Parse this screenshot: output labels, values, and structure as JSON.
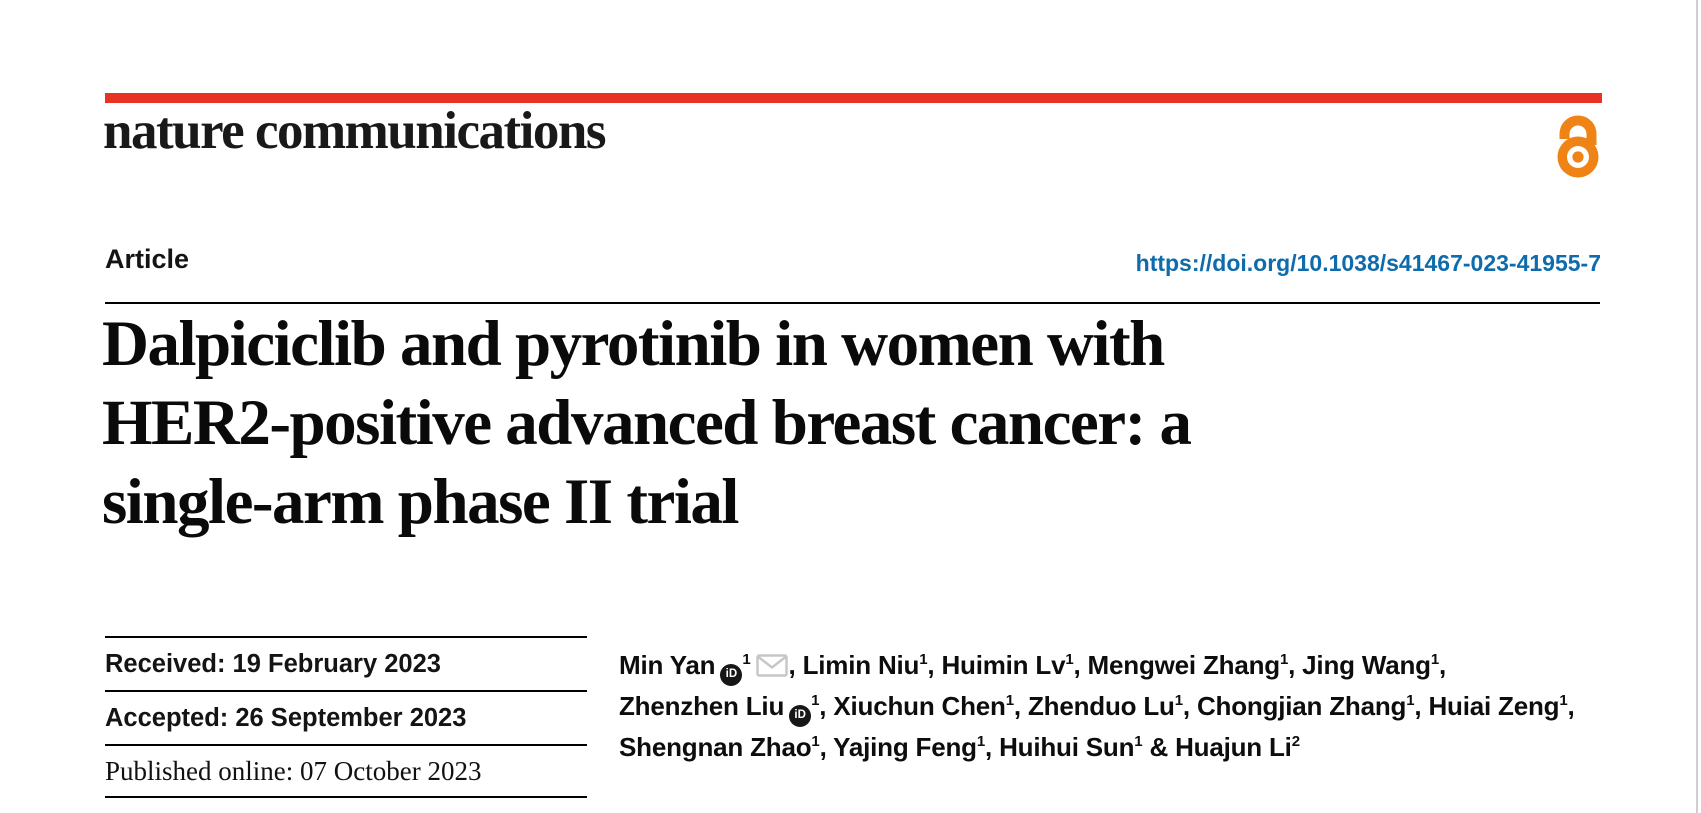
{
  "masthead": {
    "journal_name": "nature communications",
    "brand_bar_color": "#e63323",
    "open_access": {
      "icon": "open-access-lock-icon",
      "color": "#ef8315"
    }
  },
  "article_header": {
    "type_label": "Article",
    "doi": "https://doi.org/10.1038/s41467-023-41955-7",
    "doi_color": "#0e6bac"
  },
  "title": {
    "lines": [
      "Dalpiciclib and pyrotinib in women with",
      "HER2-positive advanced breast cancer: a",
      "single-arm phase II trial"
    ]
  },
  "dates": {
    "rows": [
      "Received: 19 February 2023",
      "Accepted: 26 September 2023",
      "Published online: 07 October 2023"
    ]
  },
  "authors": {
    "orcid_icon_label": "iD",
    "lines": [
      [
        {
          "name": "Min Yan",
          "orcid": true,
          "sup": "1",
          "email": true,
          "tail": ", "
        },
        {
          "name": "Limin Niu",
          "sup": "1",
          "tail": ", "
        },
        {
          "name": "Huimin Lv",
          "sup": "1",
          "tail": ", "
        },
        {
          "name": "Mengwei Zhang",
          "sup": "1",
          "tail": ", "
        },
        {
          "name": "Jing Wang",
          "sup": "1",
          "tail": ","
        }
      ],
      [
        {
          "name": "Zhenzhen Liu",
          "orcid": true,
          "sup": "1",
          "tail": ", "
        },
        {
          "name": "Xiuchun Chen",
          "sup": "1",
          "tail": ", "
        },
        {
          "name": "Zhenduo Lu",
          "sup": "1",
          "tail": ", "
        },
        {
          "name": "Chongjian Zhang",
          "sup": "1",
          "tail": ", "
        },
        {
          "name": "Huiai Zeng",
          "sup": "1",
          "tail": ","
        }
      ],
      [
        {
          "name": "Shengnan Zhao",
          "sup": "1",
          "tail": ", "
        },
        {
          "name": "Yajing Feng",
          "sup": "1",
          "tail": ", "
        },
        {
          "name": "Huihui Sun",
          "sup": "1",
          "tail": " & "
        },
        {
          "name": "Huajun Li",
          "sup": "2",
          "tail": ""
        }
      ]
    ]
  }
}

★ ★ ★ ★ ★ ★ ★

** Stated problem **
Copy each line of the records above that carries the word "Zhang".

** Response **
          "name": "Mengwei Zhang",
          "name": "Chongjian Zhang",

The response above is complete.